Exclude the pictures; give every entry again exactly as written.

START Source material

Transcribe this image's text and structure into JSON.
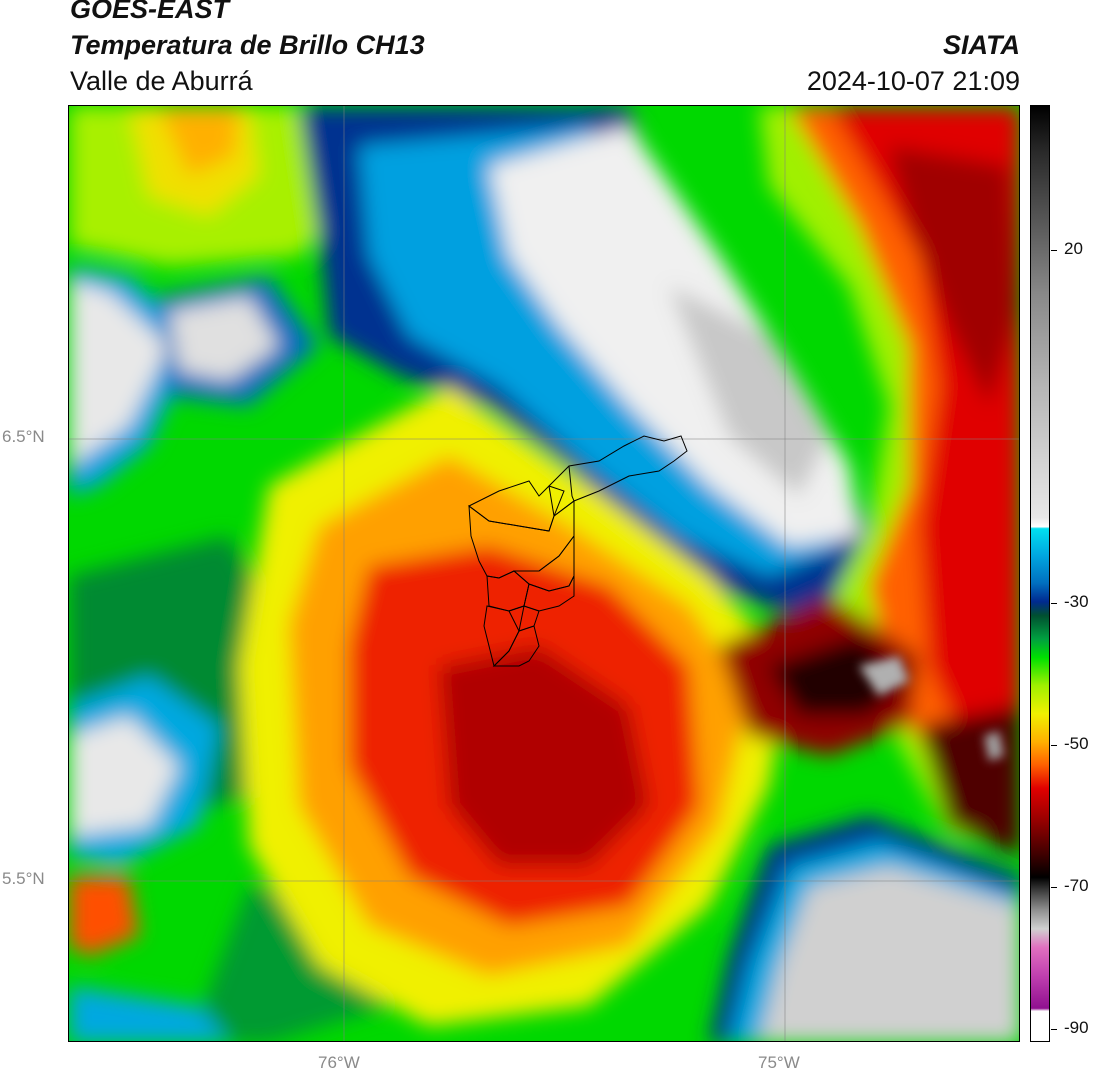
{
  "header": {
    "satellite": "GOES-EAST",
    "product": "Temperatura de Brillo CH13",
    "region": "Valle de Aburrá",
    "institution": "SIATA",
    "datetime": "2024-10-07 21:09"
  },
  "map": {
    "lat_labels": [
      "6.5°N",
      "5.5°N"
    ],
    "lon_labels": [
      "76°W",
      "75°W"
    ]
  },
  "colorbar": {
    "ticks": [
      "20",
      "-30",
      "-50",
      "-70",
      "-90"
    ]
  }
}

END Source material

> _Solution_:
Transcribe this image's text and structure into JSON.
{
  "header": {
    "satellite": "GOES-EAST",
    "product": "Temperatura de Brillo CH13",
    "region": "Valle de Aburrá",
    "institution": "SIATA",
    "datetime": "2024-10-07 21:09"
  },
  "map": {
    "lat_labels": [
      "6.5°N",
      "5.5°N"
    ],
    "lon_labels": [
      "76°W",
      "75°W"
    ]
  },
  "colorbar": {
    "ticks": [
      "20",
      "-30",
      "-50",
      "-70",
      "-90"
    ]
  }
}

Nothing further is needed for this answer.